Data records:
[START]
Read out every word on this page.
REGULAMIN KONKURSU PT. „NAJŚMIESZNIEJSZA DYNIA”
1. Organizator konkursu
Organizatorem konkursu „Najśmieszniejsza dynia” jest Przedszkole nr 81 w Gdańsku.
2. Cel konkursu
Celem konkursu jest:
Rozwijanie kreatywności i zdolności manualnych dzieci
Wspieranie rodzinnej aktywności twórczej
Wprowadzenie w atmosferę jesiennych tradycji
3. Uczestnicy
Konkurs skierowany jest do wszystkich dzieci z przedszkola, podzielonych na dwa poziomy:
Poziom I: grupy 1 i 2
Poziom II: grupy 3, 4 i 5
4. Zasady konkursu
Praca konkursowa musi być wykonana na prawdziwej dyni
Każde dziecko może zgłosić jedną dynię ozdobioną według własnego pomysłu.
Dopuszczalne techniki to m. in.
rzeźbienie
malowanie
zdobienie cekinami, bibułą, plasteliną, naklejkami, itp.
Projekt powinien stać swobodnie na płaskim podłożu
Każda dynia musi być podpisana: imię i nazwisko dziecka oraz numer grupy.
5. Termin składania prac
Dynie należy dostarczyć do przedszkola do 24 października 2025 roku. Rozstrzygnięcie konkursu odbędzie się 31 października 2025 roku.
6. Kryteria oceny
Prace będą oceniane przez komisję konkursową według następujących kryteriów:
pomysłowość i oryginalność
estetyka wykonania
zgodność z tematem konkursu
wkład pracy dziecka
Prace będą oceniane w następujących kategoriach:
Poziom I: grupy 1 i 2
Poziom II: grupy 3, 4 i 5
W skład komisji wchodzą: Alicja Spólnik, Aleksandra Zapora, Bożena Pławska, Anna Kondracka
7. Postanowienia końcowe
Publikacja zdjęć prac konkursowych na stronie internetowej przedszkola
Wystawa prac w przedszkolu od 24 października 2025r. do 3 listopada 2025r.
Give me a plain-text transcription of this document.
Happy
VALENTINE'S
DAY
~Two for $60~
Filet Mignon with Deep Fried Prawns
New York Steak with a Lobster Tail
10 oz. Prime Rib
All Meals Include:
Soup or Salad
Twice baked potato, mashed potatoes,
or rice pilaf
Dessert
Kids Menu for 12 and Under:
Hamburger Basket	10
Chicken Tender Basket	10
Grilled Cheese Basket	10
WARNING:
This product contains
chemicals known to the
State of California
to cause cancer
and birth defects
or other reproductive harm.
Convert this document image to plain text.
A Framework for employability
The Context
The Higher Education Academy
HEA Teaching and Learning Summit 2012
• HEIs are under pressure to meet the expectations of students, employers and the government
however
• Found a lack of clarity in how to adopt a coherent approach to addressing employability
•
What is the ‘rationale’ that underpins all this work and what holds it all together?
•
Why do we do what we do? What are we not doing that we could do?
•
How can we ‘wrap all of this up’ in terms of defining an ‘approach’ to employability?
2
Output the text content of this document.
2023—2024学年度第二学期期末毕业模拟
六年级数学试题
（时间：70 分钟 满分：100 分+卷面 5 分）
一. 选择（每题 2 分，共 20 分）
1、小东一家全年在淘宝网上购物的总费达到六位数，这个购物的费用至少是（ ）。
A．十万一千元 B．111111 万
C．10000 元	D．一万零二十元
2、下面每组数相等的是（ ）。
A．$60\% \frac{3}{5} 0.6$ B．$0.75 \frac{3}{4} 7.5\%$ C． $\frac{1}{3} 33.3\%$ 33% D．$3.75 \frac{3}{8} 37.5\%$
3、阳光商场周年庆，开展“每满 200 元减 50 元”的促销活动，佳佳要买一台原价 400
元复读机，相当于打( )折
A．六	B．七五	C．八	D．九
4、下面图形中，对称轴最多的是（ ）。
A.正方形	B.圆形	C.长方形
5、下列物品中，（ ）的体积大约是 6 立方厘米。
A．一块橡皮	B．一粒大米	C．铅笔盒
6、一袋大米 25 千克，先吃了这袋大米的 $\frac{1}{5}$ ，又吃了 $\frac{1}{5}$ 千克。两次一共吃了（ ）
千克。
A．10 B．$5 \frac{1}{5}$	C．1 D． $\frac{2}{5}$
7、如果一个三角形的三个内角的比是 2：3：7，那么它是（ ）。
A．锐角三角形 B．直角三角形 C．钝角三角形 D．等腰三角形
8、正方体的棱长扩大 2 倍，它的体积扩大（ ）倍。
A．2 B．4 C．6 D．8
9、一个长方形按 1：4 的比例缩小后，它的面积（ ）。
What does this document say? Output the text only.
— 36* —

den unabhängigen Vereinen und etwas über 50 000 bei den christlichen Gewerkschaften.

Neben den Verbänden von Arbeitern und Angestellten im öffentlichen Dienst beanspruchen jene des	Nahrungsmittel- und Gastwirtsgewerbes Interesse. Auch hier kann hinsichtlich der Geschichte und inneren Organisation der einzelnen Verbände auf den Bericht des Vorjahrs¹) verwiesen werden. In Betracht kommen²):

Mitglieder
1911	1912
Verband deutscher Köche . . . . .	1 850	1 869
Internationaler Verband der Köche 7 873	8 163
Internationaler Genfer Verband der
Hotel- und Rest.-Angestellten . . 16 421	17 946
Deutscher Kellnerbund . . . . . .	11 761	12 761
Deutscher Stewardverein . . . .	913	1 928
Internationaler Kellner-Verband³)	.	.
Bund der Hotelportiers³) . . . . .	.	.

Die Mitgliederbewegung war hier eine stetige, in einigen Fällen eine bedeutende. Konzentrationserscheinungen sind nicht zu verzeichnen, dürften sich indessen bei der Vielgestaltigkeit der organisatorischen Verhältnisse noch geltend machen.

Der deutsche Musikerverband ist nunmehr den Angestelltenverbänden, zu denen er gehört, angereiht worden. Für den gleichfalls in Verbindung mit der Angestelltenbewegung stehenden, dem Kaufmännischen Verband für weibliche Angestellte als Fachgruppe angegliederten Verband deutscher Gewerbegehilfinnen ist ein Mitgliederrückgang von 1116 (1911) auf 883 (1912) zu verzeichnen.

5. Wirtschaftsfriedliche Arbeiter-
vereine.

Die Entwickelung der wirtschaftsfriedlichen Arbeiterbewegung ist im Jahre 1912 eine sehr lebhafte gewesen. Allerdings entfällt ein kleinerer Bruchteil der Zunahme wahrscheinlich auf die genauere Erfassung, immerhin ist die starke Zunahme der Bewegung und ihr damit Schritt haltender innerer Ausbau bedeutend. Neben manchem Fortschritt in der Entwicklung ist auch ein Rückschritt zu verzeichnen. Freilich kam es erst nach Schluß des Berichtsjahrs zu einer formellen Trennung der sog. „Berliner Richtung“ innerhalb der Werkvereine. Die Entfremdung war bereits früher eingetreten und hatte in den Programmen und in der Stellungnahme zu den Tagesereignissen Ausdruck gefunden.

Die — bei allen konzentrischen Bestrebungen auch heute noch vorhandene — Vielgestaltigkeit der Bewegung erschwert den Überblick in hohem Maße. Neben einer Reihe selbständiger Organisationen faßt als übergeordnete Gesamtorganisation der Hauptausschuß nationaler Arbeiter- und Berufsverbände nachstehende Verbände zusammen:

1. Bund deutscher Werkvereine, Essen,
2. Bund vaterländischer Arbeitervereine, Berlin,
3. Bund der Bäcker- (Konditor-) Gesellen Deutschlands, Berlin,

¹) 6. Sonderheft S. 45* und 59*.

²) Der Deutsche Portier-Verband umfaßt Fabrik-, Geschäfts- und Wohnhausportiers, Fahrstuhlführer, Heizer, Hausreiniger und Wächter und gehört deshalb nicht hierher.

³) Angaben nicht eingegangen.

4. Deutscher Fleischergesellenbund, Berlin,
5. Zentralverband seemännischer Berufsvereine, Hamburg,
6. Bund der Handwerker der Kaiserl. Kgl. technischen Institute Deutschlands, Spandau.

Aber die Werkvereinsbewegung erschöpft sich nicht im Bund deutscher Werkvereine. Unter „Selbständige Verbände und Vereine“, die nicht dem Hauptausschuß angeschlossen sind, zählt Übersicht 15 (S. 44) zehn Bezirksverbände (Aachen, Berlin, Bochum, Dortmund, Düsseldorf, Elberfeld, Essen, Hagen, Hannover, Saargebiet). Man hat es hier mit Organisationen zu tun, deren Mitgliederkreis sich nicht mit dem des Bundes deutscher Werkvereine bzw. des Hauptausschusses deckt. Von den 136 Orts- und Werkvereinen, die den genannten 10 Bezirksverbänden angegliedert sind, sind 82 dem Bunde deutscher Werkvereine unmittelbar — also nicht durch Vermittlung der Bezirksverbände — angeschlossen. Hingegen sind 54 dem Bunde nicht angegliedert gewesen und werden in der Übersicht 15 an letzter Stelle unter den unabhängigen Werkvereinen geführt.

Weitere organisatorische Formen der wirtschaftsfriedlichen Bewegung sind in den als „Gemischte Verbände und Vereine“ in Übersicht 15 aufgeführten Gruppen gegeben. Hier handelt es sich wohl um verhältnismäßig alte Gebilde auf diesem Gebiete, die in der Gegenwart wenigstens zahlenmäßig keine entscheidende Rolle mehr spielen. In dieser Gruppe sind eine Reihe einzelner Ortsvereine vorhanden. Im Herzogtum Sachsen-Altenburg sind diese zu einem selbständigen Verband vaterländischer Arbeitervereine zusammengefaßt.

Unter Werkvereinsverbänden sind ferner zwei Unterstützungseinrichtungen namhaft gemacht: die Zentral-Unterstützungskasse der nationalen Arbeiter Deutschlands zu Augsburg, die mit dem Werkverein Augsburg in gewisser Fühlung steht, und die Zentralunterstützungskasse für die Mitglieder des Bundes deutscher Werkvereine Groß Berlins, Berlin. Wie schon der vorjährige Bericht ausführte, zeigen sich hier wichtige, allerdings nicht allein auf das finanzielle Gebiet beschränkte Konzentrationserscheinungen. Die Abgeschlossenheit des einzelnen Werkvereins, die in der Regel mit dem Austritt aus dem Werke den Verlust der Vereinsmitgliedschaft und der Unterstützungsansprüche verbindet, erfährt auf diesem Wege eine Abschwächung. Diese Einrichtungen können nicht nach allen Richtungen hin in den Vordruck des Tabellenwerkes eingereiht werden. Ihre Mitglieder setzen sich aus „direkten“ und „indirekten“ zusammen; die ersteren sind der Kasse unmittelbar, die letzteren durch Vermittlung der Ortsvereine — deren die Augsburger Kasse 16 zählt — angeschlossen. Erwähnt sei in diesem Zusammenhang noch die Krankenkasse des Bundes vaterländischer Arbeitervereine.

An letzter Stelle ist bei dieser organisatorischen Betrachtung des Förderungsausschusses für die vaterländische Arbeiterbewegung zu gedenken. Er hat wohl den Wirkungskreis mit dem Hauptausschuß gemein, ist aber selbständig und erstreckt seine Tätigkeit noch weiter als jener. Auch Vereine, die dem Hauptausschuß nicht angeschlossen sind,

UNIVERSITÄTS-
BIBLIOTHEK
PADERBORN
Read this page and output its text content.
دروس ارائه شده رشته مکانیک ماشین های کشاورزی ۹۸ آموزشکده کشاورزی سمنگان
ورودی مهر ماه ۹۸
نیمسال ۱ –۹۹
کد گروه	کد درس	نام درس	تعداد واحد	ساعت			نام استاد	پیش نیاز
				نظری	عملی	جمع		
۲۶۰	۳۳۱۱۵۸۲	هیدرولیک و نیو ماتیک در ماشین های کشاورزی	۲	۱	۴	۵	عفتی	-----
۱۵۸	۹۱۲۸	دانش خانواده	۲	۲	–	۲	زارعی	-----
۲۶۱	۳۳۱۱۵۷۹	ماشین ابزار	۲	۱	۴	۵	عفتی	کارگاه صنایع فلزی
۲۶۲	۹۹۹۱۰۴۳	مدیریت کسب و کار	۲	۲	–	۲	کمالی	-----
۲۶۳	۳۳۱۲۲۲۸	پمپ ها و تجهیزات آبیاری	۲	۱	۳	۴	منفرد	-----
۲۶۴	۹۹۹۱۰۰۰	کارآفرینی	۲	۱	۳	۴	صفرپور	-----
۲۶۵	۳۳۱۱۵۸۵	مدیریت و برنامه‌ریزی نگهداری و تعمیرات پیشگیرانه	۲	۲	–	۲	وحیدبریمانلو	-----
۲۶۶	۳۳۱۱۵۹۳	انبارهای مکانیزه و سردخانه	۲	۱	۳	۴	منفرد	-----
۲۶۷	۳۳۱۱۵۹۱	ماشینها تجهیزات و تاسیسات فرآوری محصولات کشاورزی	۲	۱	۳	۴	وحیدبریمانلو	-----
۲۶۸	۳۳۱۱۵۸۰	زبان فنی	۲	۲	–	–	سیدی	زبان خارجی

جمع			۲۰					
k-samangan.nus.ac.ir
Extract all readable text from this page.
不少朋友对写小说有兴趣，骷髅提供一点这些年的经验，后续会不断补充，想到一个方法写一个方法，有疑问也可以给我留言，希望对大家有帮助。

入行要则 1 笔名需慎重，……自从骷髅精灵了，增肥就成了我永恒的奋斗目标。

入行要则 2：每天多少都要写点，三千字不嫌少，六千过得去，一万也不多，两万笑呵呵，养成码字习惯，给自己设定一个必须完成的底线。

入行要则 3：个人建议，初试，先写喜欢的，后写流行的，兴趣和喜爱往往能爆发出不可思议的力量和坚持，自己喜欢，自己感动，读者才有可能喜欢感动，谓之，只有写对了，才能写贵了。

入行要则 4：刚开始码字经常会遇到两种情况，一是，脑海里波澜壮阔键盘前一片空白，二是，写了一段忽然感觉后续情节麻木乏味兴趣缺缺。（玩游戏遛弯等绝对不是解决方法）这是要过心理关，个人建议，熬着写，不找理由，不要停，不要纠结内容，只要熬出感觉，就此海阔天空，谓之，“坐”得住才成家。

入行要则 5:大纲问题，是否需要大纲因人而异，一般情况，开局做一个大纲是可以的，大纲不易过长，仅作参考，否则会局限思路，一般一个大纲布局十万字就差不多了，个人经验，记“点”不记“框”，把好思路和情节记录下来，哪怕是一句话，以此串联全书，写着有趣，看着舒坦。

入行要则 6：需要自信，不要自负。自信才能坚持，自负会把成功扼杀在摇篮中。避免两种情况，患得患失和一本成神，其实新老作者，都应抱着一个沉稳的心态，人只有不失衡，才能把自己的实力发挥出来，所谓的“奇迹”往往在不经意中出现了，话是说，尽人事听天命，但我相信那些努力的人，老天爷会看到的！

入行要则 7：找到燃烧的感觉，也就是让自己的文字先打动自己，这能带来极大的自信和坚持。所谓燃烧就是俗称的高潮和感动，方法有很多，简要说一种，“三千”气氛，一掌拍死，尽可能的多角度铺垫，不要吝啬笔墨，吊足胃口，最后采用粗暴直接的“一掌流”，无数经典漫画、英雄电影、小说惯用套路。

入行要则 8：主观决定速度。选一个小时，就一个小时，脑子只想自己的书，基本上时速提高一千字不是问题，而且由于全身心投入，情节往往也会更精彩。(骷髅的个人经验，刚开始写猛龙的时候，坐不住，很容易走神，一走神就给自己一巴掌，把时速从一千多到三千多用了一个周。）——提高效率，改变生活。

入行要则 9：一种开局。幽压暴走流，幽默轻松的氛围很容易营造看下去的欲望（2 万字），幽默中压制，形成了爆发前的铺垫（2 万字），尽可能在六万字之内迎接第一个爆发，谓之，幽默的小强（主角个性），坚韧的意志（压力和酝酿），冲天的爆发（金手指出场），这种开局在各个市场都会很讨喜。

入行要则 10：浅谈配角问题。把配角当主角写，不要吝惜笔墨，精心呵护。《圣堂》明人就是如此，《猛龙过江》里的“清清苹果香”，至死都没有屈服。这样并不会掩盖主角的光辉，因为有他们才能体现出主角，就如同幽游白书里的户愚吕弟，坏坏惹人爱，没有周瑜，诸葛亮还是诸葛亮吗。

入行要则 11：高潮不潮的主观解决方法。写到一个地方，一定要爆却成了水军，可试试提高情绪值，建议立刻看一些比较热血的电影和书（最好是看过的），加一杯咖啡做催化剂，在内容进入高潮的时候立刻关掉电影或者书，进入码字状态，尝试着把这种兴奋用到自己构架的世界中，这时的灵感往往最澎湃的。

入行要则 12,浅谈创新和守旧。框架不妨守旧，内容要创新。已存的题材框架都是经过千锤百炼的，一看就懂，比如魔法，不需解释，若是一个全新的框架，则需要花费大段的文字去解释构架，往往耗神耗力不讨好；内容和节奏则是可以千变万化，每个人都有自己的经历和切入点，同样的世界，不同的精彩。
[END]
## WRITTEN EXERCISE
Report every line in the data above in which the word "października" appears.

## RESPONSE TO THE EXERCISE
Dynie należy dostarczyć do przedszkola do 24 października 2025 roku. Rozstrzygnięcie konkursu odbędzie się 31 października 2025 roku.
Wystawa prac w przedszkolu od 24 października 2025r. do 3 listopada 2025r.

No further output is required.